■ Data supplied:
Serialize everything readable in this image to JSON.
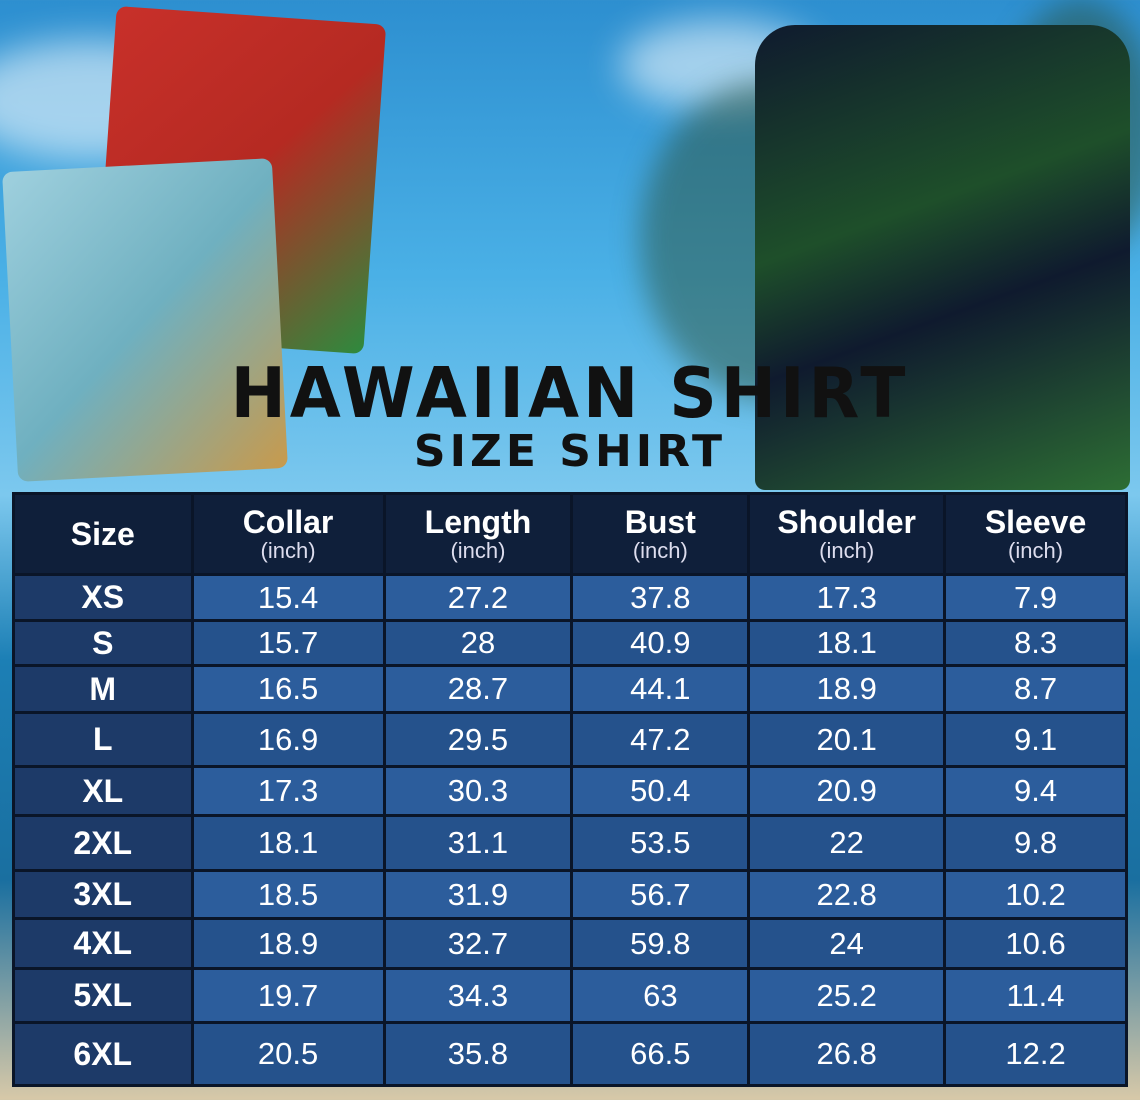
{
  "title": "HAWAIIAN SHIRT",
  "subtitle": "SIZE SHIRT",
  "table": {
    "headers": [
      {
        "label": "Size",
        "unit": ""
      },
      {
        "label": "Collar",
        "unit": "(inch)"
      },
      {
        "label": "Length",
        "unit": "(inch)"
      },
      {
        "label": "Bust",
        "unit": "(inch)"
      },
      {
        "label": "Shoulder",
        "unit": "(inch)"
      },
      {
        "label": "Sleeve",
        "unit": "(inch)"
      }
    ],
    "rows": [
      [
        "XS",
        "15.4",
        "27.2",
        "37.8",
        "17.3",
        "7.9"
      ],
      [
        "S",
        "15.7",
        "28",
        "40.9",
        "18.1",
        "8.3"
      ],
      [
        "M",
        "16.5",
        "28.7",
        "44.1",
        "18.9",
        "8.7"
      ],
      [
        "L",
        "16.9",
        "29.5",
        "47.2",
        "20.1",
        "9.1"
      ],
      [
        "XL",
        "17.3",
        "30.3",
        "50.4",
        "20.9",
        "9.4"
      ],
      [
        "2XL",
        "18.1",
        "31.1",
        "53.5",
        "22",
        "9.8"
      ],
      [
        "3XL",
        "18.5",
        "31.9",
        "56.7",
        "22.8",
        "10.2"
      ],
      [
        "4XL",
        "18.9",
        "32.7",
        "59.8",
        "24",
        "10.6"
      ],
      [
        "5XL",
        "19.7",
        "34.3",
        "63",
        "25.2",
        "11.4"
      ],
      [
        "6XL",
        "20.5",
        "35.8",
        "66.5",
        "26.8",
        "12.2"
      ]
    ]
  },
  "colors": {
    "header": "#0f1f3a",
    "size_column": "#1d3a68",
    "cell": "#2c5d9c"
  }
}
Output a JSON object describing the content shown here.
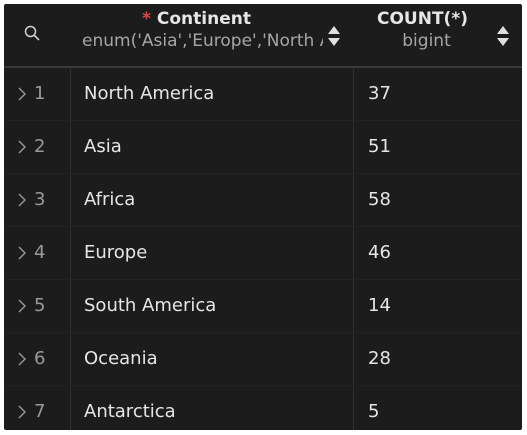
{
  "header": {
    "columns": [
      {
        "name": "Continent",
        "type": "enum('Asia','Europe','North America','Africa','Oceania','Antarctica','South America')",
        "required": true
      },
      {
        "name": "COUNT(*)",
        "type": "bigint",
        "required": false
      }
    ]
  },
  "rows": [
    {
      "index": "1",
      "continent": "North America",
      "count": "37"
    },
    {
      "index": "2",
      "continent": "Asia",
      "count": "51"
    },
    {
      "index": "3",
      "continent": "Africa",
      "count": "58"
    },
    {
      "index": "4",
      "continent": "Europe",
      "count": "46"
    },
    {
      "index": "5",
      "continent": "South America",
      "count": "14"
    },
    {
      "index": "6",
      "continent": "Oceania",
      "count": "28"
    },
    {
      "index": "7",
      "continent": "Antarctica",
      "count": "5"
    }
  ],
  "colors": {
    "background": "#1c1c1c",
    "required_marker": "#e04848",
    "text": "#e6e6e6",
    "muted": "#a6a6a6"
  },
  "icons": {
    "search": "search-icon",
    "sort": "sort-icon",
    "expand": "chevron-right-icon"
  }
}
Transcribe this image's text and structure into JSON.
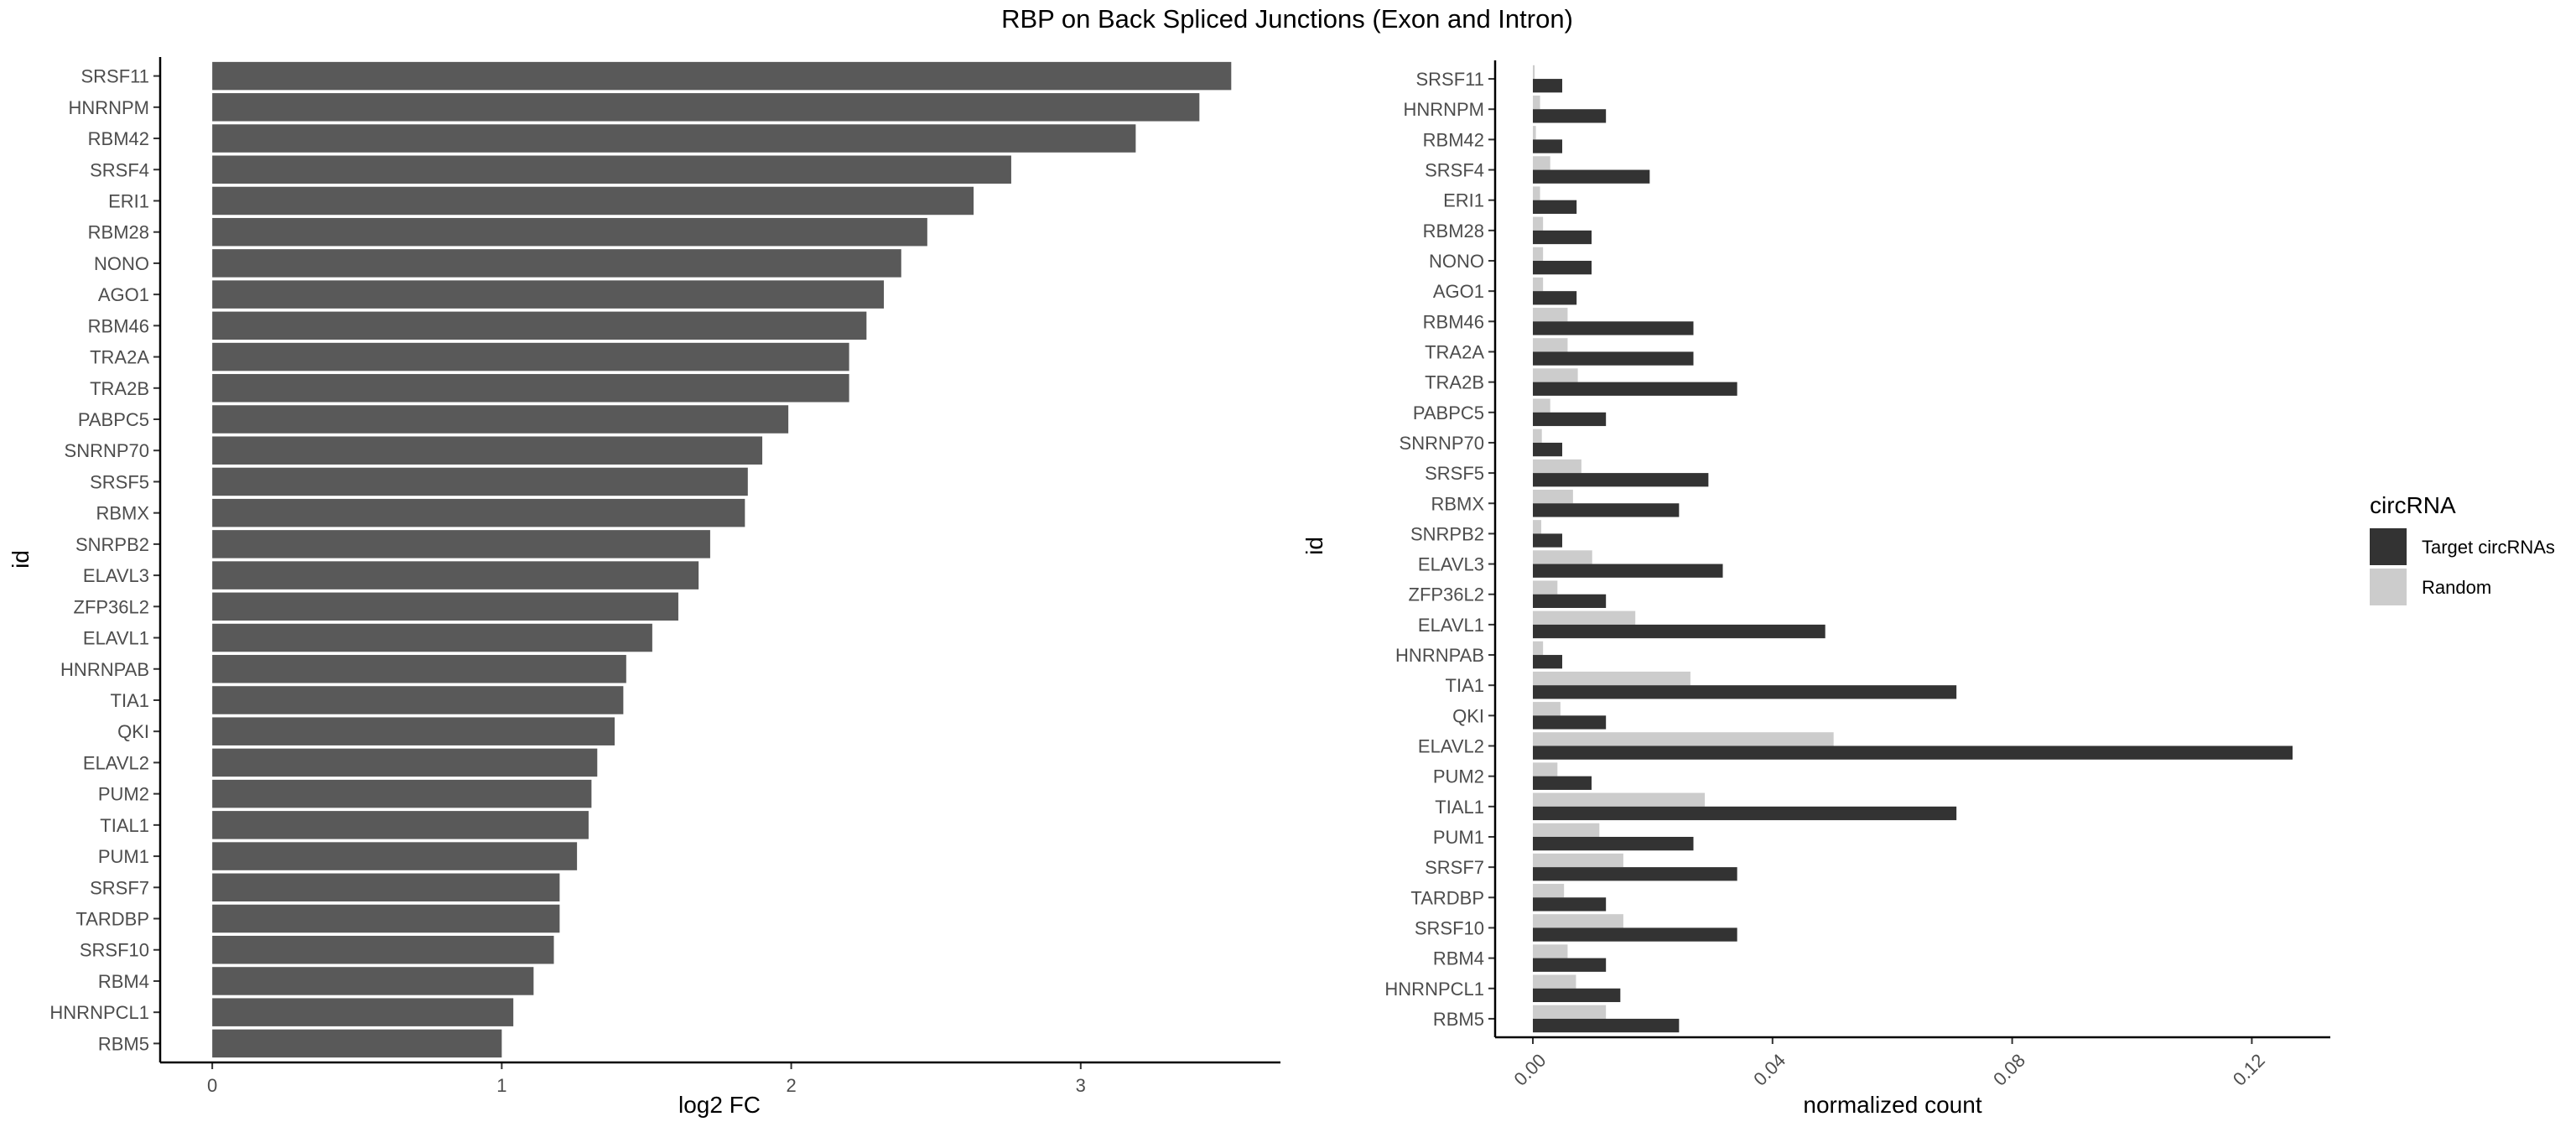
{
  "title": "RBP on Back Spliced Junctions (Exon and Intron)",
  "chart_data": [
    {
      "type": "bar",
      "orientation": "horizontal",
      "categories": [
        "SRSF11",
        "HNRNPM",
        "RBM42",
        "SRSF4",
        "ERI1",
        "RBM28",
        "NONO",
        "AGO1",
        "RBM46",
        "TRA2A",
        "TRA2B",
        "PABPC5",
        "SNRNP70",
        "SRSF5",
        "RBMX",
        "SNRPB2",
        "ELAVL3",
        "ZFP36L2",
        "ELAVL1",
        "HNRNPAB",
        "TIA1",
        "QKI",
        "ELAVL2",
        "PUM2",
        "TIAL1",
        "PUM1",
        "SRSF7",
        "TARDBP",
        "SRSF10",
        "RBM4",
        "HNRNPCL1",
        "RBM5"
      ],
      "values": [
        3.52,
        3.41,
        3.19,
        2.76,
        2.63,
        2.47,
        2.38,
        2.32,
        2.26,
        2.2,
        2.2,
        1.99,
        1.9,
        1.85,
        1.84,
        1.72,
        1.68,
        1.61,
        1.52,
        1.43,
        1.42,
        1.39,
        1.33,
        1.31,
        1.3,
        1.26,
        1.2,
        1.2,
        1.18,
        1.11,
        1.04,
        1.0
      ],
      "xlabel": "log2 FC",
      "ylabel": "id",
      "xlim": [
        -0.18,
        3.69
      ],
      "xticks": [
        "0",
        "1",
        "2",
        "3"
      ],
      "bar_color": "#595959",
      "grid": false
    },
    {
      "type": "bar",
      "orientation": "horizontal",
      "grouped": true,
      "categories": [
        "SRSF11",
        "HNRNPM",
        "RBM42",
        "SRSF4",
        "ERI1",
        "RBM28",
        "NONO",
        "AGO1",
        "RBM46",
        "TRA2A",
        "TRA2B",
        "PABPC5",
        "SNRNP70",
        "SRSF5",
        "RBMX",
        "SNRPB2",
        "ELAVL3",
        "ZFP36L2",
        "ELAVL1",
        "HNRNPAB",
        "TIA1",
        "QKI",
        "ELAVL2",
        "PUM2",
        "TIAL1",
        "PUM1",
        "SRSF7",
        "TARDBP",
        "SRSF10",
        "RBM4",
        "HNRNPCL1",
        "RBM5"
      ],
      "series": [
        {
          "name": "Random",
          "color": "#cccccc",
          "values": [
            0.0003,
            0.0012,
            0.0005,
            0.0029,
            0.0012,
            0.0017,
            0.0017,
            0.0017,
            0.0058,
            0.0058,
            0.0075,
            0.0029,
            0.0015,
            0.0081,
            0.0067,
            0.0014,
            0.0099,
            0.0041,
            0.0171,
            0.0017,
            0.0263,
            0.0046,
            0.0502,
            0.0041,
            0.0287,
            0.0111,
            0.0151,
            0.0052,
            0.0151,
            0.0058,
            0.0072,
            0.0122
          ]
        },
        {
          "name": "Target circRNAs",
          "color": "#333333",
          "values": [
            0.0049,
            0.0122,
            0.0049,
            0.0195,
            0.0073,
            0.0098,
            0.0098,
            0.0073,
            0.0268,
            0.0268,
            0.0341,
            0.0122,
            0.0049,
            0.0293,
            0.0244,
            0.0049,
            0.0317,
            0.0122,
            0.0488,
            0.0049,
            0.0707,
            0.0122,
            0.1268,
            0.0098,
            0.0707,
            0.0268,
            0.0341,
            0.0122,
            0.0341,
            0.0122,
            0.0146,
            0.0244
          ]
        }
      ],
      "xlabel": "normalized count",
      "ylabel": "id",
      "xlim": [
        -0.0063,
        0.1331
      ],
      "xticks": [
        "0.00",
        "0.04",
        "0.08",
        "0.12"
      ],
      "xtick_rotation": -45,
      "grid": false
    }
  ],
  "legend": {
    "title": "circRNA",
    "position": "right",
    "items": [
      {
        "label": "Target circRNAs",
        "color": "#333333"
      },
      {
        "label": "Random",
        "color": "#cccccc"
      }
    ]
  }
}
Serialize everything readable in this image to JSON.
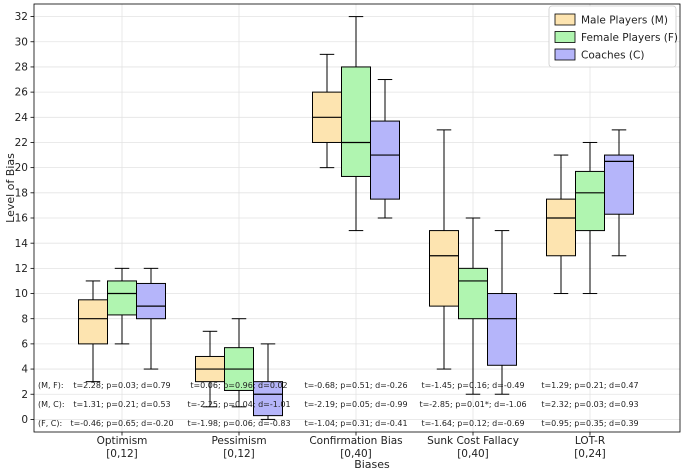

■ Work required:
Copy the listing word for word, excluding its pictures.

■ Output for this task:
Serialize everything readable in this image to JSON.
{
  "title": "HAWAIIAN SHIRT",
  "subtitle": "SIZE SHIRT",
  "table": {
    "headers": [
      {
        "label": "Size",
        "unit": ""
      },
      {
        "label": "Collar",
        "unit": "(inch)"
      },
      {
        "label": "Length",
        "unit": "(inch)"
      },
      {
        "label": "Bust",
        "unit": "(inch)"
      },
      {
        "label": "Shoulder",
        "unit": "(inch)"
      },
      {
        "label": "Sleeve",
        "unit": "(inch)"
      }
    ],
    "rows": [
      [
        "XS",
        "15.4",
        "27.2",
        "37.8",
        "17.3",
        "7.9"
      ],
      [
        "S",
        "15.7",
        "28",
        "40.9",
        "18.1",
        "8.3"
      ],
      [
        "M",
        "16.5",
        "28.7",
        "44.1",
        "18.9",
        "8.7"
      ],
      [
        "L",
        "16.9",
        "29.5",
        "47.2",
        "20.1",
        "9.1"
      ],
      [
        "XL",
        "17.3",
        "30.3",
        "50.4",
        "20.9",
        "9.4"
      ],
      [
        "2XL",
        "18.1",
        "31.1",
        "53.5",
        "22",
        "9.8"
      ],
      [
        "3XL",
        "18.5",
        "31.9",
        "56.7",
        "22.8",
        "10.2"
      ],
      [
        "4XL",
        "18.9",
        "32.7",
        "59.8",
        "24",
        "10.6"
      ],
      [
        "5XL",
        "19.7",
        "34.3",
        "63",
        "25.2",
        "11.4"
      ],
      [
        "6XL",
        "20.5",
        "35.8",
        "66.5",
        "26.8",
        "12.2"
      ]
    ]
  },
  "colors": {
    "header": "#0f1f3a",
    "size_column": "#1d3a68",
    "cell": "#2c5d9c"
  }
}
Output a JSON object describing the content shown here.
{
  "header": {
    "columns": [
      {
        "name": "Continent",
        "type": "enum('Asia','Europe','North America','Africa','Oceania','Antarctica','South America')",
        "required": true
      },
      {
        "name": "COUNT(*)",
        "type": "bigint",
        "required": false
      }
    ]
  },
  "rows": [
    {
      "index": "1",
      "continent": "North America",
      "count": "37"
    },
    {
      "index": "2",
      "continent": "Asia",
      "count": "51"
    },
    {
      "index": "3",
      "continent": "Africa",
      "count": "58"
    },
    {
      "index": "4",
      "continent": "Europe",
      "count": "46"
    },
    {
      "index": "5",
      "continent": "South America",
      "count": "14"
    },
    {
      "index": "6",
      "continent": "Oceania",
      "count": "28"
    },
    {
      "index": "7",
      "continent": "Antarctica",
      "count": "5"
    }
  ],
  "colors": {
    "background": "#1c1c1c",
    "required_marker": "#e04848",
    "text": "#e6e6e6",
    "muted": "#a6a6a6"
  },
  "icons": {
    "search": "search-icon",
    "sort": "sort-icon",
    "expand": "chevron-right-icon"
  }
}
Transcribe this image's text and structure into JSON.
{
  "title": "RBP on Back Spliced Junctions (Exon and Intron)",
  "chart_data": [
    {
      "type": "bar",
      "orientation": "horizontal",
      "categories": [
        "SRSF11",
        "HNRNPM",
        "RBM42",
        "SRSF4",
        "ERI1",
        "RBM28",
        "NONO",
        "AGO1",
        "RBM46",
        "TRA2A",
        "TRA2B",
        "PABPC5",
        "SNRNP70",
        "SRSF5",
        "RBMX",
        "SNRPB2",
        "ELAVL3",
        "ZFP36L2",
        "ELAVL1",
        "HNRNPAB",
        "TIA1",
        "QKI",
        "ELAVL2",
        "PUM2",
        "TIAL1",
        "PUM1",
        "SRSF7",
        "TARDBP",
        "SRSF10",
        "RBM4",
        "HNRNPCL1",
        "RBM5"
      ],
      "values": [
        3.52,
        3.41,
        3.19,
        2.76,
        2.63,
        2.47,
        2.38,
        2.32,
        2.26,
        2.2,
        2.2,
        1.99,
        1.9,
        1.85,
        1.84,
        1.72,
        1.68,
        1.61,
        1.52,
        1.43,
        1.42,
        1.39,
        1.33,
        1.31,
        1.3,
        1.26,
        1.2,
        1.2,
        1.18,
        1.11,
        1.04,
        1.0
      ],
      "xlabel": "log2 FC",
      "ylabel": "id",
      "xlim": [
        -0.18,
        3.69
      ],
      "xticks": [
        "0",
        "1",
        "2",
        "3"
      ],
      "bar_color": "#595959",
      "grid": false
    },
    {
      "type": "bar",
      "orientation": "horizontal",
      "grouped": true,
      "categories": [
        "SRSF11",
        "HNRNPM",
        "RBM42",
        "SRSF4",
        "ERI1",
        "RBM28",
        "NONO",
        "AGO1",
        "RBM46",
        "TRA2A",
        "TRA2B",
        "PABPC5",
        "SNRNP70",
        "SRSF5",
        "RBMX",
        "SNRPB2",
        "ELAVL3",
        "ZFP36L2",
        "ELAVL1",
        "HNRNPAB",
        "TIA1",
        "QKI",
        "ELAVL2",
        "PUM2",
        "TIAL1",
        "PUM1",
        "SRSF7",
        "TARDBP",
        "SRSF10",
        "RBM4",
        "HNRNPCL1",
        "RBM5"
      ],
      "series": [
        {
          "name": "Random",
          "color": "#cccccc",
          "values": [
            0.0003,
            0.0012,
            0.0005,
            0.0029,
            0.0012,
            0.0017,
            0.0017,
            0.0017,
            0.0058,
            0.0058,
            0.0075,
            0.0029,
            0.0015,
            0.0081,
            0.0067,
            0.0014,
            0.0099,
            0.0041,
            0.0171,
            0.0017,
            0.0263,
            0.0046,
            0.0502,
            0.0041,
            0.0287,
            0.0111,
            0.0151,
            0.0052,
            0.0151,
            0.0058,
            0.0072,
            0.0122
          ]
        },
        {
          "name": "Target circRNAs",
          "color": "#333333",
          "values": [
            0.0049,
            0.0122,
            0.0049,
            0.0195,
            0.0073,
            0.0098,
            0.0098,
            0.0073,
            0.0268,
            0.0268,
            0.0341,
            0.0122,
            0.0049,
            0.0293,
            0.0244,
            0.0049,
            0.0317,
            0.0122,
            0.0488,
            0.0049,
            0.0707,
            0.0122,
            0.1268,
            0.0098,
            0.0707,
            0.0268,
            0.0341,
            0.0122,
            0.0341,
            0.0122,
            0.0146,
            0.0244
          ]
        }
      ],
      "xlabel": "normalized count",
      "ylabel": "id",
      "xlim": [
        -0.0063,
        0.1331
      ],
      "xticks": [
        "0.00",
        "0.04",
        "0.08",
        "0.12"
      ],
      "xtick_rotation": -45,
      "grid": false
    }
  ],
  "legend": {
    "title": "circRNA",
    "position": "right",
    "items": [
      {
        "label": "Target circRNAs",
        "color": "#333333"
      },
      {
        "label": "Random",
        "color": "#cccccc"
      }
    ]
  }
}
Serialize everything readable in this image to JSON.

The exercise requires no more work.